Copy whichever lines contain the string "Schieberille".

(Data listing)
╔══
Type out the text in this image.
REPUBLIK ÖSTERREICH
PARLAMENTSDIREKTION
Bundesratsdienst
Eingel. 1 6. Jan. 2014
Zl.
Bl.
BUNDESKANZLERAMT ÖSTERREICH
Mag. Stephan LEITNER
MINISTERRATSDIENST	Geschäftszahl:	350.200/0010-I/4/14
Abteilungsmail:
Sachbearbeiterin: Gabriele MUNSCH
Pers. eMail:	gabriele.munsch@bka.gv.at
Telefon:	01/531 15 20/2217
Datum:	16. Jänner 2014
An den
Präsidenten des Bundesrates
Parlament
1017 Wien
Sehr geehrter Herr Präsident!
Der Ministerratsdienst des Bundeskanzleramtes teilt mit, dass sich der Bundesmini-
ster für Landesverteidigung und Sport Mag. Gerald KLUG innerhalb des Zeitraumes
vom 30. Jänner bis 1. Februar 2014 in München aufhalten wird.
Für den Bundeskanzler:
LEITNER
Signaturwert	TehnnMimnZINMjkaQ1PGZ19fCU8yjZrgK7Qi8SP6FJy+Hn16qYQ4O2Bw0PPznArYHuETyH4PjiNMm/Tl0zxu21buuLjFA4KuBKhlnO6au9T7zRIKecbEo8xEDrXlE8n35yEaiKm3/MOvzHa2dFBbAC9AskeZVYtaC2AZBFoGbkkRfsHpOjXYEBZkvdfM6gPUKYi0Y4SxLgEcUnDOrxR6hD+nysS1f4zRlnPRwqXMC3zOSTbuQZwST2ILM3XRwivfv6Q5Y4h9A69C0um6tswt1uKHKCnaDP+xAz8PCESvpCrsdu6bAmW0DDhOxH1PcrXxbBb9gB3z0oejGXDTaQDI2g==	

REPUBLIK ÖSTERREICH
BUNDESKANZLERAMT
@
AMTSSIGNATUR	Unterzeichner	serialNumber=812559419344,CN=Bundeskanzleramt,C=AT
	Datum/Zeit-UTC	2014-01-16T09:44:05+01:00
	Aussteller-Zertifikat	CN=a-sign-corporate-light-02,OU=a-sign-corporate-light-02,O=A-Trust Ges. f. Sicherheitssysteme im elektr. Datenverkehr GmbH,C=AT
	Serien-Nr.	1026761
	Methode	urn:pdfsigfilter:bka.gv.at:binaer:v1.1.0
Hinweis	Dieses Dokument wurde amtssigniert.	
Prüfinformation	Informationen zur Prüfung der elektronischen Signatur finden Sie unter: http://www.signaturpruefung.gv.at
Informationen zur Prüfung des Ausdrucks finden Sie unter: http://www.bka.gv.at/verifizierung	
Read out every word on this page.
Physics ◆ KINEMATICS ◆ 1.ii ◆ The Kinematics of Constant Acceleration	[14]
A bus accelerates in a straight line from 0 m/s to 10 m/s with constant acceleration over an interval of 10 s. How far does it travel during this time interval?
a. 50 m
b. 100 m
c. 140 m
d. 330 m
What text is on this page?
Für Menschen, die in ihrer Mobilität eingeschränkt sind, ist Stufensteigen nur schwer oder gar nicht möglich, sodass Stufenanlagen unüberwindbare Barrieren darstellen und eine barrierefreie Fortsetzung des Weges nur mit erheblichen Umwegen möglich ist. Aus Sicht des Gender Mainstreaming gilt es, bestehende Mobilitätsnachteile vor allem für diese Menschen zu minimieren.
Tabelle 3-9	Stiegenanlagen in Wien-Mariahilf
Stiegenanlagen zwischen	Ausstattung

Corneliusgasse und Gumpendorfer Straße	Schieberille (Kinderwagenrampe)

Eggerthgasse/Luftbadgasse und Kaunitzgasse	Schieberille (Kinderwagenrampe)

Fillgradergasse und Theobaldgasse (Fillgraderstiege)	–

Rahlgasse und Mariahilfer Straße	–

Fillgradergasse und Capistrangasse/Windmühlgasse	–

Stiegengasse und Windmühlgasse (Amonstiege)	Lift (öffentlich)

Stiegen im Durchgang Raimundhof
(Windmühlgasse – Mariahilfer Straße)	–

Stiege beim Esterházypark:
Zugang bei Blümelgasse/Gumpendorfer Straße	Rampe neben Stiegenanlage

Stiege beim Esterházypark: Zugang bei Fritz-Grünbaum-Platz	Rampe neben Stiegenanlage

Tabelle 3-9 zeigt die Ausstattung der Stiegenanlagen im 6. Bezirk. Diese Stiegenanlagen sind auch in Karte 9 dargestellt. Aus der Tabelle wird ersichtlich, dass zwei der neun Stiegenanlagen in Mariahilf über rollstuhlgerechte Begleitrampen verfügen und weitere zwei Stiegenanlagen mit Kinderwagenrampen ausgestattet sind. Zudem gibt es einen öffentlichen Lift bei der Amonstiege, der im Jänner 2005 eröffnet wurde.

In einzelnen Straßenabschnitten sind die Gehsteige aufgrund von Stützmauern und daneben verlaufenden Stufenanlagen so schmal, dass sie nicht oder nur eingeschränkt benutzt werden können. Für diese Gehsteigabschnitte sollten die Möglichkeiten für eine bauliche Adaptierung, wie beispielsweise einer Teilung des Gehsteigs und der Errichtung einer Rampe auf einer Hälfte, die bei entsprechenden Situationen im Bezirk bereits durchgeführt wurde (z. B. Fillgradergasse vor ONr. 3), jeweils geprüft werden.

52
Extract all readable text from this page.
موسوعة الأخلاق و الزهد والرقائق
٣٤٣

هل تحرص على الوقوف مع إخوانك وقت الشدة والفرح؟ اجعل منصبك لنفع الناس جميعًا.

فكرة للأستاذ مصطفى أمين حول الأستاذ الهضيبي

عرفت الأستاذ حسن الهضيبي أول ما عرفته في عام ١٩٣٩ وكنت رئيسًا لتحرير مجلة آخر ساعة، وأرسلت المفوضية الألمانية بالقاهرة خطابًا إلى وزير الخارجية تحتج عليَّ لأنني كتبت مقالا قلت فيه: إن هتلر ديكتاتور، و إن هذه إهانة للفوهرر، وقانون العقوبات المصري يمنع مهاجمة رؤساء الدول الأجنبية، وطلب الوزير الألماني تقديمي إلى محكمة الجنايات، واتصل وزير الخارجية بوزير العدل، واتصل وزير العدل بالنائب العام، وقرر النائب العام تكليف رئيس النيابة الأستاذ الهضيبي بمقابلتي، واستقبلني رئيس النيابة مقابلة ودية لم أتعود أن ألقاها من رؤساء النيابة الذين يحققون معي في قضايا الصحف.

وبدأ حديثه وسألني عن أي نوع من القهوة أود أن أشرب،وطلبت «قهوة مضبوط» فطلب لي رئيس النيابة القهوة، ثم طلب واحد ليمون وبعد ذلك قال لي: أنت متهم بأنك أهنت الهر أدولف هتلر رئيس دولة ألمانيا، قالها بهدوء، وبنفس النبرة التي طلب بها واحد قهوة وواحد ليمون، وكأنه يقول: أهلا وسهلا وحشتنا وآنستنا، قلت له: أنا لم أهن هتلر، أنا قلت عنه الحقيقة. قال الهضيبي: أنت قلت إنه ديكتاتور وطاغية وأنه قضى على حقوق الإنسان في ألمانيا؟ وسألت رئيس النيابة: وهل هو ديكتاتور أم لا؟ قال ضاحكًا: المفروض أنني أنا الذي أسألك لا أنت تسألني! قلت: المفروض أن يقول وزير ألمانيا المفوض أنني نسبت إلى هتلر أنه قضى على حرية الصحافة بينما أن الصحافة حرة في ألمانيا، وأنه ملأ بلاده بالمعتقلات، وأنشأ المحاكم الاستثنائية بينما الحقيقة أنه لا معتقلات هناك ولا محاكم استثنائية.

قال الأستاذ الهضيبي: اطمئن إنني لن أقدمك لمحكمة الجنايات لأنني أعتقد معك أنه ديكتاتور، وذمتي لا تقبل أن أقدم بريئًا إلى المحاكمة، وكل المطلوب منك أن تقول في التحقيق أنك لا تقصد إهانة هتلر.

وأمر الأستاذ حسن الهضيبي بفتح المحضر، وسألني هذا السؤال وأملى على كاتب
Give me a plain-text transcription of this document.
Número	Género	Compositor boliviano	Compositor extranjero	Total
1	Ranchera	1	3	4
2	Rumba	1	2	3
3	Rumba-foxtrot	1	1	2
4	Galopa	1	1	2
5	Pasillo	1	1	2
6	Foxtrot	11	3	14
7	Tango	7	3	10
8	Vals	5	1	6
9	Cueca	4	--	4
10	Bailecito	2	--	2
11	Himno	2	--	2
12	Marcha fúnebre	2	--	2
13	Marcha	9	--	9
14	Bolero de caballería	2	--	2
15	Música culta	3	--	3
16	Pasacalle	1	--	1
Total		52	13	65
╚══
Problem solution
Corneliusgasse und Gumpendorfer Straße	Schieberille (Kinderwagenrampe)
Eggerthgasse/Luftbadgasse und Kaunitzgasse	Schieberille (Kinderwagenrampe)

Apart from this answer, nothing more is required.